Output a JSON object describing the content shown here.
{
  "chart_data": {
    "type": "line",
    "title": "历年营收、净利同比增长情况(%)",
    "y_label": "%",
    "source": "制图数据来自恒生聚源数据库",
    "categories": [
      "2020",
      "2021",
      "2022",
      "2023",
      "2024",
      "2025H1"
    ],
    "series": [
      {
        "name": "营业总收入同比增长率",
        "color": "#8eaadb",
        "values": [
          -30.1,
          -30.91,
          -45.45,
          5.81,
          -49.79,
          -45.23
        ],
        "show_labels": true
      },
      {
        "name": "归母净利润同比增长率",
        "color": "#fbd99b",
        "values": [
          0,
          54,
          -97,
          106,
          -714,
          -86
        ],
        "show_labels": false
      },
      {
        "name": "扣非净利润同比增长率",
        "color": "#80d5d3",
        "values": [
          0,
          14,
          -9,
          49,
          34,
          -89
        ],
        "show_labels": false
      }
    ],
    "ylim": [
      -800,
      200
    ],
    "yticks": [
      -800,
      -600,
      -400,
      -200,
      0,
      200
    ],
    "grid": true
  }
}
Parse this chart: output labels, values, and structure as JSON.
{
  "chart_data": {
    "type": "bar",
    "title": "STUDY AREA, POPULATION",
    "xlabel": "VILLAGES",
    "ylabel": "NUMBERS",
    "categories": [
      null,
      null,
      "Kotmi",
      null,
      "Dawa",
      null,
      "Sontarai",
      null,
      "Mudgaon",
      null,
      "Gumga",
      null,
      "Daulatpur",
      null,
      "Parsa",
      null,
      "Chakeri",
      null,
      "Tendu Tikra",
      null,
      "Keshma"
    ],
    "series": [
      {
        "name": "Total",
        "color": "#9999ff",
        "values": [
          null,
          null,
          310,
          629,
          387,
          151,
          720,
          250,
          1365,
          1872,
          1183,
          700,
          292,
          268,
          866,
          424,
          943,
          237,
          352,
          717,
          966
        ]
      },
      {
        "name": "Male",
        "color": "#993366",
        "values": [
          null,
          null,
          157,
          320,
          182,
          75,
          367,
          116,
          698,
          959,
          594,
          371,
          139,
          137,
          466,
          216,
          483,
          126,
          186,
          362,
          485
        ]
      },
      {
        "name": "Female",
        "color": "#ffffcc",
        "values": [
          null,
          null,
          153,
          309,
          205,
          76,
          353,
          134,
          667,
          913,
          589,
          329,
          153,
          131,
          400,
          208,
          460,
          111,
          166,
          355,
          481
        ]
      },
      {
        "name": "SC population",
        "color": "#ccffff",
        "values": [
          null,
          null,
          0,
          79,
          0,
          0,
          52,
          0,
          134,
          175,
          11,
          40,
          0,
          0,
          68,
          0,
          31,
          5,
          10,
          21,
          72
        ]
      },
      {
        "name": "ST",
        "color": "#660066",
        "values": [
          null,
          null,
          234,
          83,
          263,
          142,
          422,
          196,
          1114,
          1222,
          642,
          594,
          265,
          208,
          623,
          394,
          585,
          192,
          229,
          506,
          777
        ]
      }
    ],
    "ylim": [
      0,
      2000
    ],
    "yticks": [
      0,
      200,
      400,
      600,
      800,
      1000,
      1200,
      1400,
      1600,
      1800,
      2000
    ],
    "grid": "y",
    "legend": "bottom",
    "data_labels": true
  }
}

...

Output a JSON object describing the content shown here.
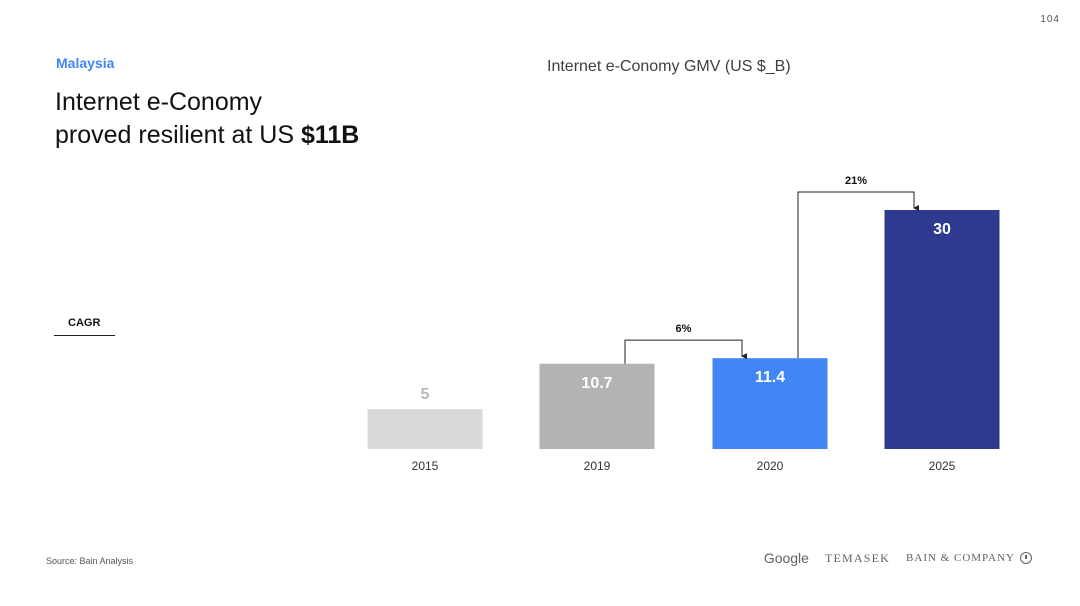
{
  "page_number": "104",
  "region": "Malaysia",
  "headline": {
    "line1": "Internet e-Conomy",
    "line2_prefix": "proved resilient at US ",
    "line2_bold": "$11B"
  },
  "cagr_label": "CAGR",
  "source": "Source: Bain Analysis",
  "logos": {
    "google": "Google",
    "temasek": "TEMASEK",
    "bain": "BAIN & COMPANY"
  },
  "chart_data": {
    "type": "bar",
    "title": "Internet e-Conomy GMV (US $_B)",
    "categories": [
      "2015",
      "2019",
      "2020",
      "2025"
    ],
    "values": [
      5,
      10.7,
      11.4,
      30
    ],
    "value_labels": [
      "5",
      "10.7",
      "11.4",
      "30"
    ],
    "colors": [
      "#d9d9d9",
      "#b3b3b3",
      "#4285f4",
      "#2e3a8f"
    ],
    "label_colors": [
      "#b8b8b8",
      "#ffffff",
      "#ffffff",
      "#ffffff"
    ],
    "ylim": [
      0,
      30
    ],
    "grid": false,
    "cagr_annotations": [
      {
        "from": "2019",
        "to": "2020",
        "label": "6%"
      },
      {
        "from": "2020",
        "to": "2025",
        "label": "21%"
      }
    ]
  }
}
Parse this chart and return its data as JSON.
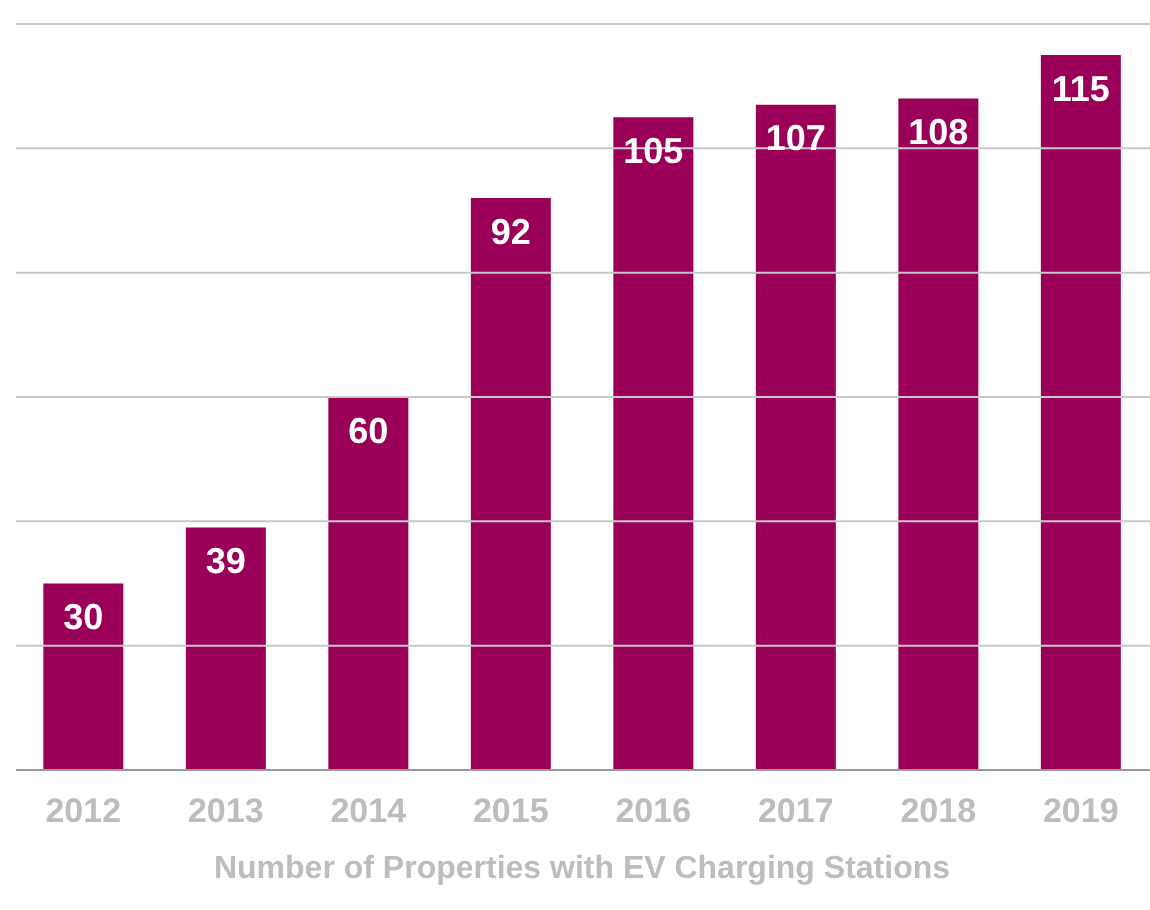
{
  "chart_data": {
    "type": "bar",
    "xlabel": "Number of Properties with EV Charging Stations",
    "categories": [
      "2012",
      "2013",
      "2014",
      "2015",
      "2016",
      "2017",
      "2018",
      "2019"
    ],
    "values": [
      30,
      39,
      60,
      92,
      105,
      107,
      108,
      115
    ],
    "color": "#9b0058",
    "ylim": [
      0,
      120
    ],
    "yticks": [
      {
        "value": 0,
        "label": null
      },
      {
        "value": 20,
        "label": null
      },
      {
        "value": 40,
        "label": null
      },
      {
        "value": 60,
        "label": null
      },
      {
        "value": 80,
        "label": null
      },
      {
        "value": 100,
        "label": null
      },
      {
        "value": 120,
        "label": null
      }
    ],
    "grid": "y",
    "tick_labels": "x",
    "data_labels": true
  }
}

◆ Brief ◆
Where a line above holds the string "Internet", show that line.

◆ Exercise result ◆
    "line1": "Internet e-Conomy",
    "title": "Internet e-Conomy GMV (US $_B)",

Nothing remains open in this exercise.